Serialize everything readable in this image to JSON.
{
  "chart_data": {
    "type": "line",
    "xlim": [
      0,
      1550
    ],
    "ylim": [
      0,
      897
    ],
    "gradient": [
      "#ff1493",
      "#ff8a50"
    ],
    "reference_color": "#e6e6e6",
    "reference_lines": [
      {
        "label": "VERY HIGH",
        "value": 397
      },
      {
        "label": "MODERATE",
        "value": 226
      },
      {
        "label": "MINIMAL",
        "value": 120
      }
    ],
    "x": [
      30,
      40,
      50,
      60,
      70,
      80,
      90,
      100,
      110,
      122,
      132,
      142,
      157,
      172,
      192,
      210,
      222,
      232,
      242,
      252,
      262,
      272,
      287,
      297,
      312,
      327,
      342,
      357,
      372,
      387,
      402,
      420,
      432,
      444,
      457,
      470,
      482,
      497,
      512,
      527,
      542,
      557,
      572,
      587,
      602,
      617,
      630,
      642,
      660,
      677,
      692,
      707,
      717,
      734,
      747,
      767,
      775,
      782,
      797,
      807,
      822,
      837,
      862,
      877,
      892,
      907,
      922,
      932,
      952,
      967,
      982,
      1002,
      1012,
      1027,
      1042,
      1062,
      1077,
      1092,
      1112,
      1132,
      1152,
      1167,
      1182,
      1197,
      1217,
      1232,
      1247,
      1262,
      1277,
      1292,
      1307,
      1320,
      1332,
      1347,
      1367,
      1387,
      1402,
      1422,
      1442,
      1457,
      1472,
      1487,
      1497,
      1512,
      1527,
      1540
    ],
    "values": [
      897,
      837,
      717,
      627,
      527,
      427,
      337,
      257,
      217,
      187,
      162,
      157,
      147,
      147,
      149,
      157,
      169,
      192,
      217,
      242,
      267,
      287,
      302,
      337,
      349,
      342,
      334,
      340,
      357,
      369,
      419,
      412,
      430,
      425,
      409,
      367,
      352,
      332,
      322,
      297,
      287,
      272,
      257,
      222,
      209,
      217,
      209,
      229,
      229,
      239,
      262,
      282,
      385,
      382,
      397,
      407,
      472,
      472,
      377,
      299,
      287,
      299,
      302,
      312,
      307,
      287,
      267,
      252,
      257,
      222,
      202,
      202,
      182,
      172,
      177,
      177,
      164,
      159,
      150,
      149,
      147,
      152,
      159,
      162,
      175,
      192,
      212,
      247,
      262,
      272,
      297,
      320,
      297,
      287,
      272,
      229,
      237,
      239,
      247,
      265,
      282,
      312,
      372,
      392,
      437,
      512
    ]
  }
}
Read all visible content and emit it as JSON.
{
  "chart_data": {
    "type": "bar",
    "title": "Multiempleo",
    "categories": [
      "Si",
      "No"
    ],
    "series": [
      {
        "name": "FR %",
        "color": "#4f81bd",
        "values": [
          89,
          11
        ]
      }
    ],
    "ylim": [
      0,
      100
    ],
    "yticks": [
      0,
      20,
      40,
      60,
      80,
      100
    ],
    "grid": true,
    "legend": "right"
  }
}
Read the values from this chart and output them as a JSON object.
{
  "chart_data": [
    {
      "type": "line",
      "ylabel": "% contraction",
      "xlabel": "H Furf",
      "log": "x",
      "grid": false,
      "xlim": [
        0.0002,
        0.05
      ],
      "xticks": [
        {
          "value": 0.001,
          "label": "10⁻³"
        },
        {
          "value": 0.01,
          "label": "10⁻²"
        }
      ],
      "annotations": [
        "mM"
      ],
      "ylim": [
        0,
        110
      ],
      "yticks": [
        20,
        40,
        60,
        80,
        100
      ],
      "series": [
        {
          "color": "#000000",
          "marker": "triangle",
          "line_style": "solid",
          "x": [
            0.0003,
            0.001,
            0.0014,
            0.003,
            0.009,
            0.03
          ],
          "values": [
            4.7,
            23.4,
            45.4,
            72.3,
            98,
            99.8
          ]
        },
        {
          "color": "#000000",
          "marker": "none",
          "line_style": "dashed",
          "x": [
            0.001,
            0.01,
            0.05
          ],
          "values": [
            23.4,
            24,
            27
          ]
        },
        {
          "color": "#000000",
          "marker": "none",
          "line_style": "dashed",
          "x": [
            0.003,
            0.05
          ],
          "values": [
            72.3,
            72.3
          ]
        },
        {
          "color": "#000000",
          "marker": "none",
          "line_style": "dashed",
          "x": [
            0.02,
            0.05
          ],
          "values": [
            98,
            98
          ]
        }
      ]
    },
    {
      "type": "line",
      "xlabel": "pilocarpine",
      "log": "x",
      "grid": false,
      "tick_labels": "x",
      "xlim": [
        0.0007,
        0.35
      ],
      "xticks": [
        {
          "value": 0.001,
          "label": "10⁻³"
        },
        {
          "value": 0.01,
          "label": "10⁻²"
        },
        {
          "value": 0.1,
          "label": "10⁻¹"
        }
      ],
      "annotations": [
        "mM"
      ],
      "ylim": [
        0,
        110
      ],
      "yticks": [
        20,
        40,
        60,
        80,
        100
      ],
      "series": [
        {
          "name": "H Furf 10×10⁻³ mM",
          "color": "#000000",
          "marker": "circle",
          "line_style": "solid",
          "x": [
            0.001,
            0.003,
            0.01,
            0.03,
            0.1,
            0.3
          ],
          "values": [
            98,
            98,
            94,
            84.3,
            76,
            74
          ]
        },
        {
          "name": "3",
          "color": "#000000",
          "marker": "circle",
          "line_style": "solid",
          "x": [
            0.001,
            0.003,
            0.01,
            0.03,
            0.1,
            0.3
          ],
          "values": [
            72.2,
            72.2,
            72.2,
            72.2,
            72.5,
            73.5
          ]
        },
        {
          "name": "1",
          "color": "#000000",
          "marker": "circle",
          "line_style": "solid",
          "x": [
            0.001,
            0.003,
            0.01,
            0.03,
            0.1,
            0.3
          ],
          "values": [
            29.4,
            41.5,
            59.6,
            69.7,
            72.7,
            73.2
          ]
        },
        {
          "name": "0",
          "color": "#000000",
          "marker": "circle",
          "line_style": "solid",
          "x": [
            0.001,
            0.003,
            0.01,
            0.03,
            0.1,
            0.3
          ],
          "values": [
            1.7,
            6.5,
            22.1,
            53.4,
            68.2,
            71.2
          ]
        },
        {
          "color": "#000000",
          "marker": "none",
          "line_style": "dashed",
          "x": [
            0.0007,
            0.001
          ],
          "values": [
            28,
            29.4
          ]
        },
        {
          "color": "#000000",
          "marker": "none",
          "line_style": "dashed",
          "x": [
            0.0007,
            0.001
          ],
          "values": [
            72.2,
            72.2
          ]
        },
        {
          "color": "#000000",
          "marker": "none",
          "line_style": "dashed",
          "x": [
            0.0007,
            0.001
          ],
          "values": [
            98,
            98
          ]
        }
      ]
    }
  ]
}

(PROBLEM STATEMENT) Each line in the entries above that includes the string "name" should be extracted.

(SOLUTION FOR THIS EXERCISE)
        "name": "FR %",
          "name": "H Furf 10×10⁻³ mM",
          "name": "3",
          "name": "1",
          "name": "0",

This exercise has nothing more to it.